▸ Given task: Locate each line holding the string "Cube" and copy it.

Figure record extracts
* * * * * * *
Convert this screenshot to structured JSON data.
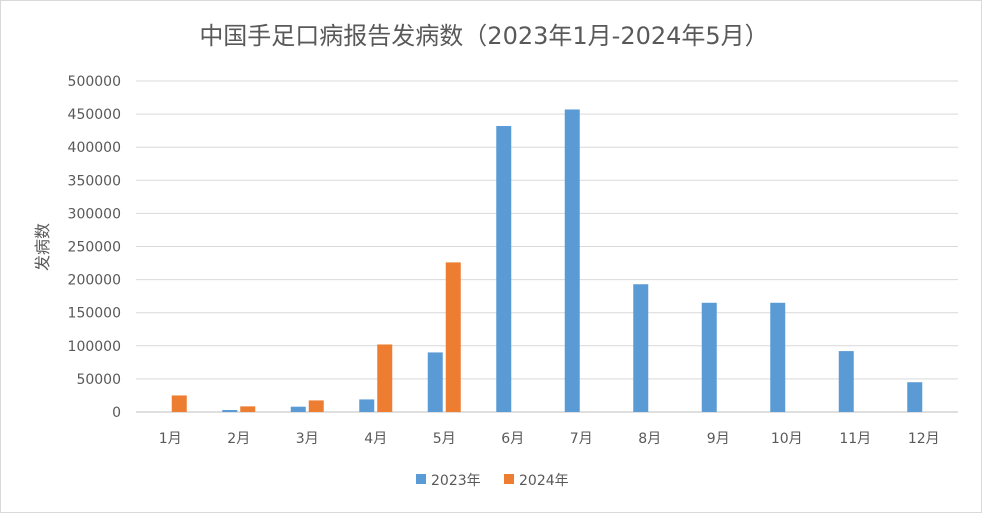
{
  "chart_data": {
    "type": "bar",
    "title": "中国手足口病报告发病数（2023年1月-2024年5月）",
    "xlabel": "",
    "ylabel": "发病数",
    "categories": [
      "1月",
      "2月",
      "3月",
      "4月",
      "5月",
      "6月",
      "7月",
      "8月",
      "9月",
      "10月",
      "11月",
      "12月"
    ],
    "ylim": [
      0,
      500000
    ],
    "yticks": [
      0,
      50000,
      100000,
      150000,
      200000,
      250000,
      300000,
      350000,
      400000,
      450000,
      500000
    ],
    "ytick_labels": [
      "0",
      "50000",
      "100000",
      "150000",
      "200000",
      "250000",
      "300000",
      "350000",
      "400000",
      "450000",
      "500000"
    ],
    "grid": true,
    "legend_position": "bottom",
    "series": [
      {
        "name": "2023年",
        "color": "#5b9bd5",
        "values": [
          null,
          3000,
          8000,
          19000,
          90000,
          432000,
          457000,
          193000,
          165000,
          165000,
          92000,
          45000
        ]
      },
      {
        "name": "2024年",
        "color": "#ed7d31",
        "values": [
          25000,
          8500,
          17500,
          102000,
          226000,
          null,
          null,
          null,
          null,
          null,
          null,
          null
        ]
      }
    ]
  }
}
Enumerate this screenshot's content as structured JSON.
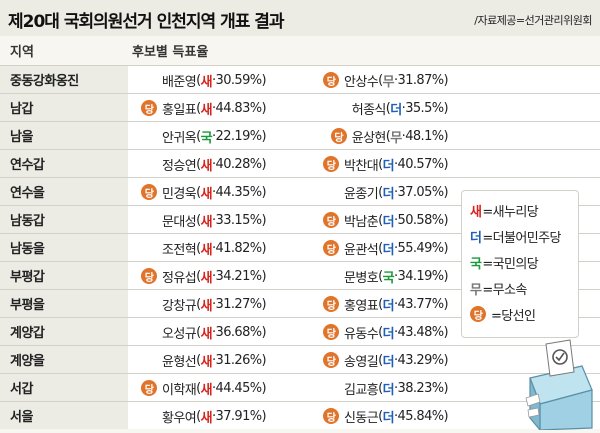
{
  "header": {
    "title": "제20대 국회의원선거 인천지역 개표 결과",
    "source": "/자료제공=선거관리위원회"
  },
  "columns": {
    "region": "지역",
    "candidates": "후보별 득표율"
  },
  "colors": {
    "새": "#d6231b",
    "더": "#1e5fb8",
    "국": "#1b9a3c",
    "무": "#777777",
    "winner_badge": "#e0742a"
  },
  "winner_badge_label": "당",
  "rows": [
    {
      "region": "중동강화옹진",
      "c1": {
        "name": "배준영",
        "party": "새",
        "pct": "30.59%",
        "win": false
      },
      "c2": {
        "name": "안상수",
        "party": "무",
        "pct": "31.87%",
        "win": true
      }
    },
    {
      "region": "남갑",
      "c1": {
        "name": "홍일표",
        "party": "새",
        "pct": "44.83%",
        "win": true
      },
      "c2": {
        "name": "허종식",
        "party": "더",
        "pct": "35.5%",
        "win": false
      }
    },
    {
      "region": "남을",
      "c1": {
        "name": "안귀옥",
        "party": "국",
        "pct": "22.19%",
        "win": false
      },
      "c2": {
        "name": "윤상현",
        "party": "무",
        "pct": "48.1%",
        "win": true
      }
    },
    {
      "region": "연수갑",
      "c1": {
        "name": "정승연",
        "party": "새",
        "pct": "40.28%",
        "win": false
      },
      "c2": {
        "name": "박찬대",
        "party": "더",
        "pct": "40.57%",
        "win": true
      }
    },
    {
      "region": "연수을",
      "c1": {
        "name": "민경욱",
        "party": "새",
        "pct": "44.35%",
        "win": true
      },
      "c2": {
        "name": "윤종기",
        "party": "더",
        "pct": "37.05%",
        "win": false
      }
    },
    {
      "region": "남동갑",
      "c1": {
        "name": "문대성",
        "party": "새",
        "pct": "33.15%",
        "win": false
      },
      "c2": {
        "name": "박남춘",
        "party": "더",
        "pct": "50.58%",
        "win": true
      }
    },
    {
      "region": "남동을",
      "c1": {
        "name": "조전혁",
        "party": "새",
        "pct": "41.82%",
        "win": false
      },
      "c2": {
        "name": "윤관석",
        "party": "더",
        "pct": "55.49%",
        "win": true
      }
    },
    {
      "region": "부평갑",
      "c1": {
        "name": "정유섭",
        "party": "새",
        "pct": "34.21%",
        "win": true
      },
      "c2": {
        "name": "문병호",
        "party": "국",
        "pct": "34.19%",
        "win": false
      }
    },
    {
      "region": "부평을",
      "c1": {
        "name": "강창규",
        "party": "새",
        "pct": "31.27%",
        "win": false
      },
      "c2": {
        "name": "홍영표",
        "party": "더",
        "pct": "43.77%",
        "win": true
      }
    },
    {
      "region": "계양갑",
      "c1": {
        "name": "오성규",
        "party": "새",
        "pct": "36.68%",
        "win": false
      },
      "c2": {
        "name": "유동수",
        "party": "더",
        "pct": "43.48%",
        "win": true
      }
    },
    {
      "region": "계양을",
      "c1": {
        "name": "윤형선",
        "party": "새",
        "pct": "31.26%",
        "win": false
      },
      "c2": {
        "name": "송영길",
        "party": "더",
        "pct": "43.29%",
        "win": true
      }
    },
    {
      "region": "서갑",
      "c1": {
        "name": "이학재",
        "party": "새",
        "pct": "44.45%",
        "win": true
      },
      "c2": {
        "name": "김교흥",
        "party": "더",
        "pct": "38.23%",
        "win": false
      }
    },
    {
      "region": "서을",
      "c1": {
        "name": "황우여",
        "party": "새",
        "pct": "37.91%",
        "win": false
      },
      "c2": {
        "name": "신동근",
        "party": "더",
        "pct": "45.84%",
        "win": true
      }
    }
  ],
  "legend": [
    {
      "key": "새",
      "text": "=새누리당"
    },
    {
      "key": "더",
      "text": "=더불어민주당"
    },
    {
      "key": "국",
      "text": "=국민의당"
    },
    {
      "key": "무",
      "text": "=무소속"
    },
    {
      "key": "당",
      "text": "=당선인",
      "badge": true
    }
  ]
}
* * * * * * *
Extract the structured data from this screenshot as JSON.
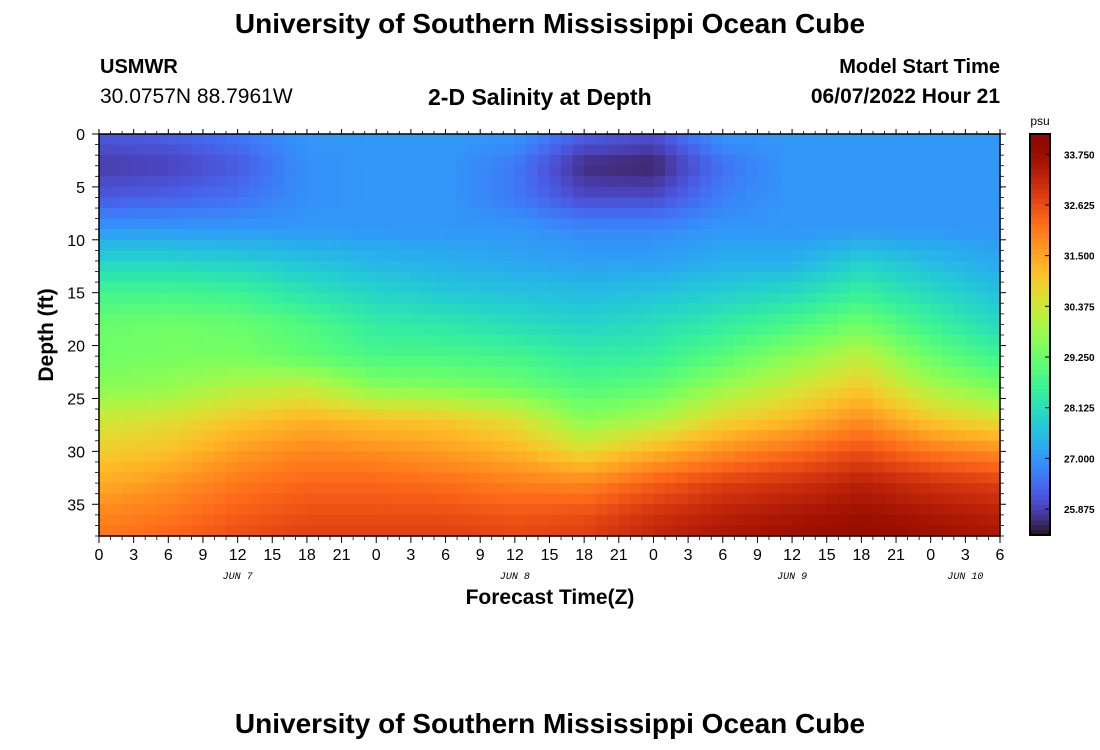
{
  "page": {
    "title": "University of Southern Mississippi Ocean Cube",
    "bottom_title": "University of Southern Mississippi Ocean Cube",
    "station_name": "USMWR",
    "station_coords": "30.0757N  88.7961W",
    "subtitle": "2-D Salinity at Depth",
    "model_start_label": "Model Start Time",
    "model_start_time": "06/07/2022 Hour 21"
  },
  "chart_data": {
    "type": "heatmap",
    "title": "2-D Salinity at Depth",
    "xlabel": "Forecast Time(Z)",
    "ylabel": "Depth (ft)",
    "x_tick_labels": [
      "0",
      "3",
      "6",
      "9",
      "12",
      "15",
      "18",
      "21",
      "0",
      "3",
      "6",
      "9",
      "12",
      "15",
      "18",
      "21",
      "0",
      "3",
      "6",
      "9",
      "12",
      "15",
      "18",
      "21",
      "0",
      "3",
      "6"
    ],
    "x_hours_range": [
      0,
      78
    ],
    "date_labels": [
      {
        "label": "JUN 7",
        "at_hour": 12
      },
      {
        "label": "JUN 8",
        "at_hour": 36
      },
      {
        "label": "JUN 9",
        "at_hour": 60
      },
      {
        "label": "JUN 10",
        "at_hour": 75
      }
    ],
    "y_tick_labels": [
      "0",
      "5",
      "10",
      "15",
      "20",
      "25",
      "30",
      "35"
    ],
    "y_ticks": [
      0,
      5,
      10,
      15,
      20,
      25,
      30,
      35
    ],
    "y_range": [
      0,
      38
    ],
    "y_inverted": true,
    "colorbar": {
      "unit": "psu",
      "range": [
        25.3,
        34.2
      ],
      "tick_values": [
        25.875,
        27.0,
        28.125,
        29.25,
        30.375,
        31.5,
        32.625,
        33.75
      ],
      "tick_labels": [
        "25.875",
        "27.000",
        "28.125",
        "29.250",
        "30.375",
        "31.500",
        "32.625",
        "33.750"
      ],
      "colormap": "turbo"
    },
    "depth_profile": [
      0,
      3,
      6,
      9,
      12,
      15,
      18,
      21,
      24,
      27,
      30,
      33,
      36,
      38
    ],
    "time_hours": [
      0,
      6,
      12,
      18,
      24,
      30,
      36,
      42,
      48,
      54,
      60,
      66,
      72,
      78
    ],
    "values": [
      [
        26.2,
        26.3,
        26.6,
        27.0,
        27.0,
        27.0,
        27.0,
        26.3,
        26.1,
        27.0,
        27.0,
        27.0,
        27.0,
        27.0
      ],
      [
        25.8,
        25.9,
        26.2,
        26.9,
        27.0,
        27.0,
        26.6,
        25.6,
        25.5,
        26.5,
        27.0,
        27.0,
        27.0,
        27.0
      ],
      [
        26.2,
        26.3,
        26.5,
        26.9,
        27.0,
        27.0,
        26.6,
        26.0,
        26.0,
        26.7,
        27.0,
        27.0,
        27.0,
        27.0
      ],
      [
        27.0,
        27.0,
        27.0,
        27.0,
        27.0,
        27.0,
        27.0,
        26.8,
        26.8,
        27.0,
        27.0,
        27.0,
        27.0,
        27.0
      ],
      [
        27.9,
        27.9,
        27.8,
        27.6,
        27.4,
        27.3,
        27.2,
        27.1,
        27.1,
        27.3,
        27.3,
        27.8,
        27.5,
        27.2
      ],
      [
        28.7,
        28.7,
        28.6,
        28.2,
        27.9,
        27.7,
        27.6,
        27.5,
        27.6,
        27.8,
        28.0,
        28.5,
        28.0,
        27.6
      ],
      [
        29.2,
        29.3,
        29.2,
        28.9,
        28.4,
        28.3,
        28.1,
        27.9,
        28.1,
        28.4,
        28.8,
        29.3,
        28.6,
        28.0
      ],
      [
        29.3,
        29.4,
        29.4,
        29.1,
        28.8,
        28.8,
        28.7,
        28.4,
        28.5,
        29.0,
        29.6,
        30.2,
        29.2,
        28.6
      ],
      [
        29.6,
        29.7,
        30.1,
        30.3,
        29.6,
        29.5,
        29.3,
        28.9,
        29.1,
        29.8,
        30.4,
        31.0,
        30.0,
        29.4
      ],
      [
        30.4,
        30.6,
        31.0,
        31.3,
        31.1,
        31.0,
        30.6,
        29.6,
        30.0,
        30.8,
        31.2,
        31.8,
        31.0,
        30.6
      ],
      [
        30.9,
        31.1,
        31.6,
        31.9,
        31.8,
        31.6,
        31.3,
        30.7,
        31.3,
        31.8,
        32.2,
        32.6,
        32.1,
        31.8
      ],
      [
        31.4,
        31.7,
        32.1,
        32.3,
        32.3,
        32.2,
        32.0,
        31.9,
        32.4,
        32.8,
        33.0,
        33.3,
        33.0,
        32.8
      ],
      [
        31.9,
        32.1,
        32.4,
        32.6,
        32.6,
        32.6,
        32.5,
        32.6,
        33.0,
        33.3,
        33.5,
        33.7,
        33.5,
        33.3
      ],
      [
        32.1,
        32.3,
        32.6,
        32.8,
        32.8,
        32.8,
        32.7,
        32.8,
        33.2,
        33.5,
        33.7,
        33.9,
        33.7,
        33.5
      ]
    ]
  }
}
* * * * * * *
▸ Output for this task:
    "title": "University of Southern Mississippi Ocean Cube",
    "bottom_title": "University of Southern Mississippi Ocean Cube",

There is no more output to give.